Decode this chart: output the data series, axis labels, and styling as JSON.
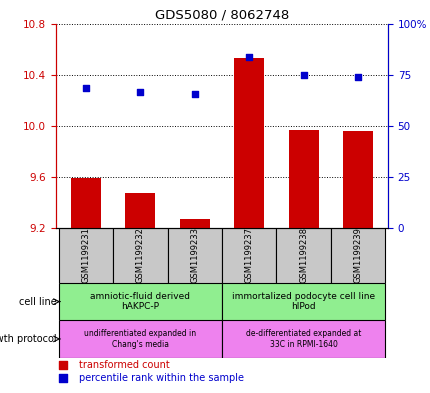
{
  "title": "GDS5080 / 8062748",
  "samples": [
    "GSM1199231",
    "GSM1199232",
    "GSM1199233",
    "GSM1199237",
    "GSM1199238",
    "GSM1199239"
  ],
  "transformed_counts": [
    9.59,
    9.47,
    9.27,
    10.53,
    9.97,
    9.96
  ],
  "percentile_ranks": [
    68.5,
    66.5,
    65.5,
    83.5,
    75.0,
    74.0
  ],
  "ylim_left": [
    9.2,
    10.8
  ],
  "ylim_right": [
    0,
    100
  ],
  "yticks_left": [
    9.2,
    9.6,
    10.0,
    10.4,
    10.8
  ],
  "yticks_right": [
    0,
    25,
    50,
    75,
    100
  ],
  "ytick_labels_right": [
    "0",
    "25",
    "50",
    "75",
    "100%"
  ],
  "bar_color": "#CC0000",
  "dot_color": "#0000CC",
  "bar_base": 9.2,
  "left_tick_color": "#CC0000",
  "right_tick_color": "#0000CC",
  "cell_line_labels": [
    "amniotic-fluid derived\nhAKPC-P",
    "immortalized podocyte cell line\nhIPod"
  ],
  "cell_line_color": "#90EE90",
  "growth_protocol_labels": [
    "undifferentiated expanded in\nChang's media",
    "de-differentiated expanded at\n33C in RPMI-1640"
  ],
  "growth_protocol_color": "#EE82EE",
  "sample_box_color": "#C8C8C8",
  "legend_bar_label": "transformed count",
  "legend_dot_label": "percentile rank within the sample",
  "cell_line_row_label": "cell line",
  "growth_protocol_row_label": "growth protocol"
}
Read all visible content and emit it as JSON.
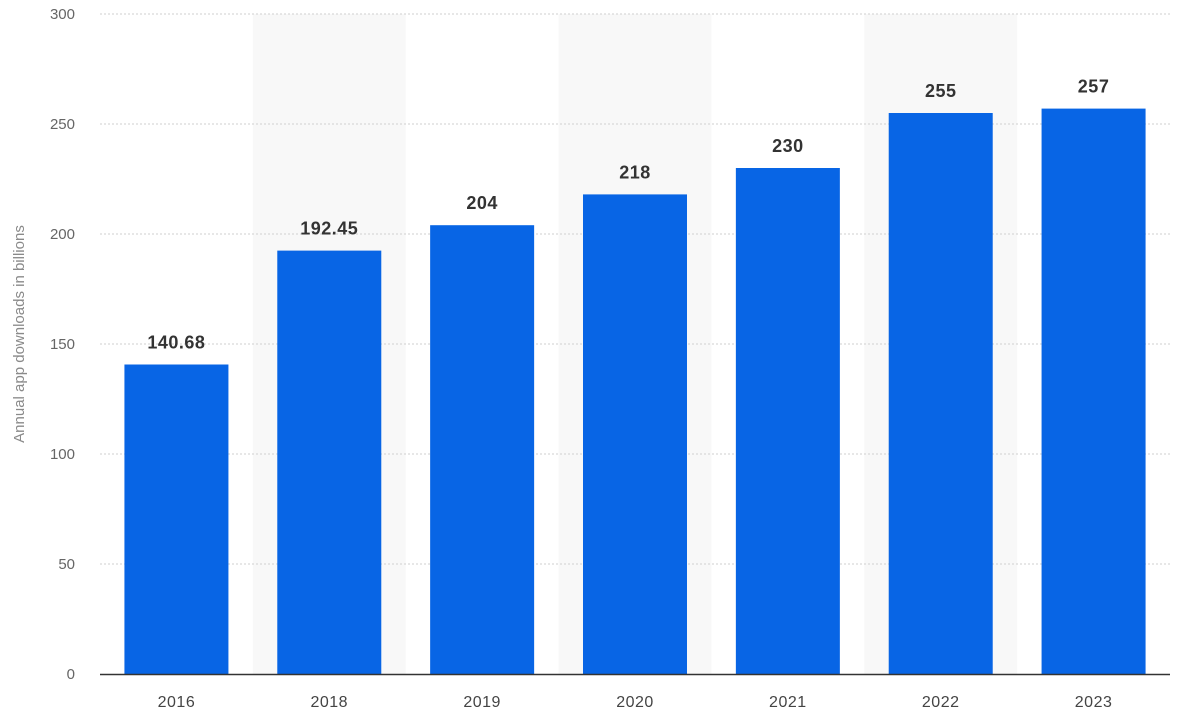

What is being asked: All of the records above must be copied exactly, except for the pictures.

Solution to this task:
Decode this chart: output the data series, axis labels, and styling as JSON.
{
  "title": "GDS5080 / 8062748",
  "samples": [
    "GSM1199231",
    "GSM1199232",
    "GSM1199233",
    "GSM1199237",
    "GSM1199238",
    "GSM1199239"
  ],
  "transformed_counts": [
    9.59,
    9.47,
    9.27,
    10.53,
    9.97,
    9.96
  ],
  "percentile_ranks": [
    68.5,
    66.5,
    65.5,
    83.5,
    75.0,
    74.0
  ],
  "ylim_left": [
    9.2,
    10.8
  ],
  "ylim_right": [
    0,
    100
  ],
  "yticks_left": [
    9.2,
    9.6,
    10.0,
    10.4,
    10.8
  ],
  "yticks_right": [
    0,
    25,
    50,
    75,
    100
  ],
  "ytick_labels_right": [
    "0",
    "25",
    "50",
    "75",
    "100%"
  ],
  "bar_color": "#CC0000",
  "dot_color": "#0000CC",
  "bar_base": 9.2,
  "left_tick_color": "#CC0000",
  "right_tick_color": "#0000CC",
  "cell_line_labels": [
    "amniotic-fluid derived\nhAKPC-P",
    "immortalized podocyte cell line\nhIPod"
  ],
  "cell_line_color": "#90EE90",
  "growth_protocol_labels": [
    "undifferentiated expanded in\nChang's media",
    "de-differentiated expanded at\n33C in RPMI-1640"
  ],
  "growth_protocol_color": "#EE82EE",
  "sample_box_color": "#C8C8C8",
  "legend_bar_label": "transformed count",
  "legend_dot_label": "percentile rank within the sample",
  "cell_line_row_label": "cell line",
  "growth_protocol_row_label": "growth protocol"
}
Read all visible content and emit it as JSON.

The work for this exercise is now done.